- TASK GOAL:
Your answer should be a single number: the count of lines containing "إرواء".

- INPUT MATERIAL:

++++++++

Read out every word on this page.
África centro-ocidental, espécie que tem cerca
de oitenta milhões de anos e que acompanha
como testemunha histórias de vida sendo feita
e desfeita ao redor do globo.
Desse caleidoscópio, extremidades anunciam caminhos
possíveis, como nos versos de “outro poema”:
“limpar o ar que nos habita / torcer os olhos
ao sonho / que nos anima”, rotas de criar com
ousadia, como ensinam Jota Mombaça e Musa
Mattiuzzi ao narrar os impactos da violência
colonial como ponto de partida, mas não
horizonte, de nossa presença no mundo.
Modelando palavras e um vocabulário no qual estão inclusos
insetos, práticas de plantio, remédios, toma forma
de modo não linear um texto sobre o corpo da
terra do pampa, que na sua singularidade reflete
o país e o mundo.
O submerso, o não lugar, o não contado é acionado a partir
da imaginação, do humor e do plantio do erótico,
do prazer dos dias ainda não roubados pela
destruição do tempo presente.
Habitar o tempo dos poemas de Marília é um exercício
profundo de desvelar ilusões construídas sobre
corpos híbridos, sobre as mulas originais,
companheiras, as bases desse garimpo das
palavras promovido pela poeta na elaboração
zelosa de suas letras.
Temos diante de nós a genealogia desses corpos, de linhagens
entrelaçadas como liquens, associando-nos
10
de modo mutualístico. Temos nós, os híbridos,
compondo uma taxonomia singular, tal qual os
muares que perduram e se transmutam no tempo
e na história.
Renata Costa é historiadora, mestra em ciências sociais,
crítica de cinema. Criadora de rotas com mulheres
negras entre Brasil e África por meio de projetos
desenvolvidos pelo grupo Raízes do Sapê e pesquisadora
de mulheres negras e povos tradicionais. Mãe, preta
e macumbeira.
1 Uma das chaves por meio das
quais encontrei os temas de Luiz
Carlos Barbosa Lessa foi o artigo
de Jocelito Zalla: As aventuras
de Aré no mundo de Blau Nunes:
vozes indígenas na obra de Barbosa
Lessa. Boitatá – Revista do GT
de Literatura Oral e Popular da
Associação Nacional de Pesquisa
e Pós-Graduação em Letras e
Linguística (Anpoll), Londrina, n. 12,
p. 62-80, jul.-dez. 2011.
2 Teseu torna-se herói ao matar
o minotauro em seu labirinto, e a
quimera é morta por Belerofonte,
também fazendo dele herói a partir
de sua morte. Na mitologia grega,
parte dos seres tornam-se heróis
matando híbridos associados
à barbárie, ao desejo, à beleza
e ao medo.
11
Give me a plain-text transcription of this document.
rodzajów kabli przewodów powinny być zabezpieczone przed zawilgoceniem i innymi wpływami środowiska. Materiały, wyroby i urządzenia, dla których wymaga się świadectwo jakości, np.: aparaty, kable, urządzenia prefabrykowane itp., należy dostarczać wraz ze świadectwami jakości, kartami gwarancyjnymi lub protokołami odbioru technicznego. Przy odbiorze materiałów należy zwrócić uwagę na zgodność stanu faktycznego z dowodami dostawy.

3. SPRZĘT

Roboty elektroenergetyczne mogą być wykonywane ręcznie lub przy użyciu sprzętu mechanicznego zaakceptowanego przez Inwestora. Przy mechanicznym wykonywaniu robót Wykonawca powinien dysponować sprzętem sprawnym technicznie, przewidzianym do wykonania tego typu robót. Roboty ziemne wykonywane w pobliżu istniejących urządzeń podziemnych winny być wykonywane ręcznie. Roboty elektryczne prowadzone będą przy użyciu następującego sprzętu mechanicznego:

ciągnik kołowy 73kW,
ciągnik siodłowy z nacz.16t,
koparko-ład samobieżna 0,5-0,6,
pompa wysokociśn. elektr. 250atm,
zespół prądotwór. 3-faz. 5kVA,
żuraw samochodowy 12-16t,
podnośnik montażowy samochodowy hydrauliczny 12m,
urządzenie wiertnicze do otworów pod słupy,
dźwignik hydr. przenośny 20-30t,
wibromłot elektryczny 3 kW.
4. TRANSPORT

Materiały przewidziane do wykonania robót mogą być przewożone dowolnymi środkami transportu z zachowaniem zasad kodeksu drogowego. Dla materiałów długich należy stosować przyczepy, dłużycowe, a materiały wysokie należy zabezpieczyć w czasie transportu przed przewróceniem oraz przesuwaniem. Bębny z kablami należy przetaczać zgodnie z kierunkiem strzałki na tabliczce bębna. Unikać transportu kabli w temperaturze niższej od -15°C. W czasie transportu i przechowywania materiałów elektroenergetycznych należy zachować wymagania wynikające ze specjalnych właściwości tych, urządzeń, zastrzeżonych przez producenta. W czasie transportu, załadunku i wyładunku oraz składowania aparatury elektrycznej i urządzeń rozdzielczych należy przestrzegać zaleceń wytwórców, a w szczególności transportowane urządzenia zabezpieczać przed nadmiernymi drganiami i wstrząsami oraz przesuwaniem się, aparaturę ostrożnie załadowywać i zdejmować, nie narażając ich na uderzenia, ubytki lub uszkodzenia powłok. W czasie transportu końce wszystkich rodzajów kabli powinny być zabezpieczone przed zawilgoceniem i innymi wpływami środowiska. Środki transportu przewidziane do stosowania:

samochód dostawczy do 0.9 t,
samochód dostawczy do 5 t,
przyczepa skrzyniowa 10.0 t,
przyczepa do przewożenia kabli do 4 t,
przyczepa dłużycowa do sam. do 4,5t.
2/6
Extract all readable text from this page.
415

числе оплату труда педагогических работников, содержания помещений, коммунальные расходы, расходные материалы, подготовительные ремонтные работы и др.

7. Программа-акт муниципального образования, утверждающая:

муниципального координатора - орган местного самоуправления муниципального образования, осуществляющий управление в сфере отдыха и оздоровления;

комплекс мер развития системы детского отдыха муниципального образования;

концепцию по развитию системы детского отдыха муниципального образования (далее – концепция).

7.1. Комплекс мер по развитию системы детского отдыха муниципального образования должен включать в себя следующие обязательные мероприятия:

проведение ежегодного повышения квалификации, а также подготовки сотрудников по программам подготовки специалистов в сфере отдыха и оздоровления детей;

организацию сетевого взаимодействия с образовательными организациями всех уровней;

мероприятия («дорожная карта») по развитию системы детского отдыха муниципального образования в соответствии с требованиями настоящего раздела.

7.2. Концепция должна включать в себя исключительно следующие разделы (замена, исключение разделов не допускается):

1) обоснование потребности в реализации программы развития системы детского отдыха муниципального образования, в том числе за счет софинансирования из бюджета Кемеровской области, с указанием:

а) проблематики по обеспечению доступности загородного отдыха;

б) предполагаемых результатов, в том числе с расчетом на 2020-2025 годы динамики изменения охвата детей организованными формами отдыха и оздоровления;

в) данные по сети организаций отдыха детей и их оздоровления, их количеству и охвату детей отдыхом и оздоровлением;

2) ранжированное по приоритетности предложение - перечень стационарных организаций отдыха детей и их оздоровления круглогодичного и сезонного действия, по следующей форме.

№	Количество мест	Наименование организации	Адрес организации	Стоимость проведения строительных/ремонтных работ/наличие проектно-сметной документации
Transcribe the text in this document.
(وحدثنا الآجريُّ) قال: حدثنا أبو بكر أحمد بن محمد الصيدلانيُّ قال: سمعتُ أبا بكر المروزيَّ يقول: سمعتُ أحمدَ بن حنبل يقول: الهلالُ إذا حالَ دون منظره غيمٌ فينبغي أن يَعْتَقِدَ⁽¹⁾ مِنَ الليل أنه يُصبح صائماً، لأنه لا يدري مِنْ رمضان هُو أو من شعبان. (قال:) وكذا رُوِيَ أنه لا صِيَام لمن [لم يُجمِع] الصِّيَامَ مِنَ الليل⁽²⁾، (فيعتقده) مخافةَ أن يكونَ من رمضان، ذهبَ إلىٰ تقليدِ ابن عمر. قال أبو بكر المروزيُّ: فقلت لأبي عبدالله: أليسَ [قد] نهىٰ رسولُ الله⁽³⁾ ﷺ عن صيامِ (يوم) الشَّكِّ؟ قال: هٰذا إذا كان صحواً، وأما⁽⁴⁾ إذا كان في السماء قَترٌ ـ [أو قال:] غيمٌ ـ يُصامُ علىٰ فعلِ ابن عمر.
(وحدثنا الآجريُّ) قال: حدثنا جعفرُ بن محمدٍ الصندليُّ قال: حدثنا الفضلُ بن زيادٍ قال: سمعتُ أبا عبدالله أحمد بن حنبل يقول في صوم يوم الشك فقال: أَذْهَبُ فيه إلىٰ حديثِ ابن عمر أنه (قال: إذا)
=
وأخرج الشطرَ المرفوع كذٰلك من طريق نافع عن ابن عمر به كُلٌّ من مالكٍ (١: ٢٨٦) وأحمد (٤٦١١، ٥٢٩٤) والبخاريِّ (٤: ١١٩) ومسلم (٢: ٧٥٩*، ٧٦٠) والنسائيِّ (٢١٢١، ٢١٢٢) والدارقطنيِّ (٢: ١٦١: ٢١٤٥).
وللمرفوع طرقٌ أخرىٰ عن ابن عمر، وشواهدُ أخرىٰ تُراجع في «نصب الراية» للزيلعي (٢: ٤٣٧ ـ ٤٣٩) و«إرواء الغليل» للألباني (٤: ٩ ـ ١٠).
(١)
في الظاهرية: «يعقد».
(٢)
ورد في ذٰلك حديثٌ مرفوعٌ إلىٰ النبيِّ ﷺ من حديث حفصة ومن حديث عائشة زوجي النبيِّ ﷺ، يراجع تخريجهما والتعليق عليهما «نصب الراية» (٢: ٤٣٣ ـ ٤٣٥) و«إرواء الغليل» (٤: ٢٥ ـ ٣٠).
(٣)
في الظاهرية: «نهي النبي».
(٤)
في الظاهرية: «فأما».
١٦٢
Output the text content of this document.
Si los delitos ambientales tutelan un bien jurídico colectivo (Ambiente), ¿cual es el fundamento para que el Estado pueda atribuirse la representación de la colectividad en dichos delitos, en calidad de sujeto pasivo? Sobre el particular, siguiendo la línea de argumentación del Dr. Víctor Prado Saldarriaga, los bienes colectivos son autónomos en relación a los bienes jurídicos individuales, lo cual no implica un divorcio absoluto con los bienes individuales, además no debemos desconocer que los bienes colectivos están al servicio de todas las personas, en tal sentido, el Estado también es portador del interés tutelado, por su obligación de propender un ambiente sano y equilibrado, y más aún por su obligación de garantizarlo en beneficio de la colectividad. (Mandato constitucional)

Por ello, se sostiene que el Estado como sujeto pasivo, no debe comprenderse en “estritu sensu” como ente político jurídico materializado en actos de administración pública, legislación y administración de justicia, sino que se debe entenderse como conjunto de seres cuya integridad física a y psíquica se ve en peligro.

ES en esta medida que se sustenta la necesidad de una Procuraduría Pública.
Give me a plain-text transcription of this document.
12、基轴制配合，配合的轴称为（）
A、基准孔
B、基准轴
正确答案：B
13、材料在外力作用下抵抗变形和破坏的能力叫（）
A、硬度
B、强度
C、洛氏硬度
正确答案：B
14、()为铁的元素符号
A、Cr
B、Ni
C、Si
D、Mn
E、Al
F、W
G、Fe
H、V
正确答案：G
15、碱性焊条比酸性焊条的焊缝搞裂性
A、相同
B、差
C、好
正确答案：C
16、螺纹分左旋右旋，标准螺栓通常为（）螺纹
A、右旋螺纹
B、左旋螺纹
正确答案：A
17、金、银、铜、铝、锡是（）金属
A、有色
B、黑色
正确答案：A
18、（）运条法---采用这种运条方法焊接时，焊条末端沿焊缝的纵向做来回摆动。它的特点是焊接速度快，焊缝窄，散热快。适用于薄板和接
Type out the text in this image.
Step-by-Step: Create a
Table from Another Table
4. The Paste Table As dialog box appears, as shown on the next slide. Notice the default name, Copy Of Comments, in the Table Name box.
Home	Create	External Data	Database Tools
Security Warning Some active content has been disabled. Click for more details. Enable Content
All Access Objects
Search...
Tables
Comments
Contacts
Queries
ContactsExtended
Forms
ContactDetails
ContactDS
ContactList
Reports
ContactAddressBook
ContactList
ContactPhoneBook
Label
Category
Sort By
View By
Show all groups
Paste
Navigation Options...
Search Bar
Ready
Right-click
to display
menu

++++++++

- OUTPUT FOR THIS EXERCISE:
2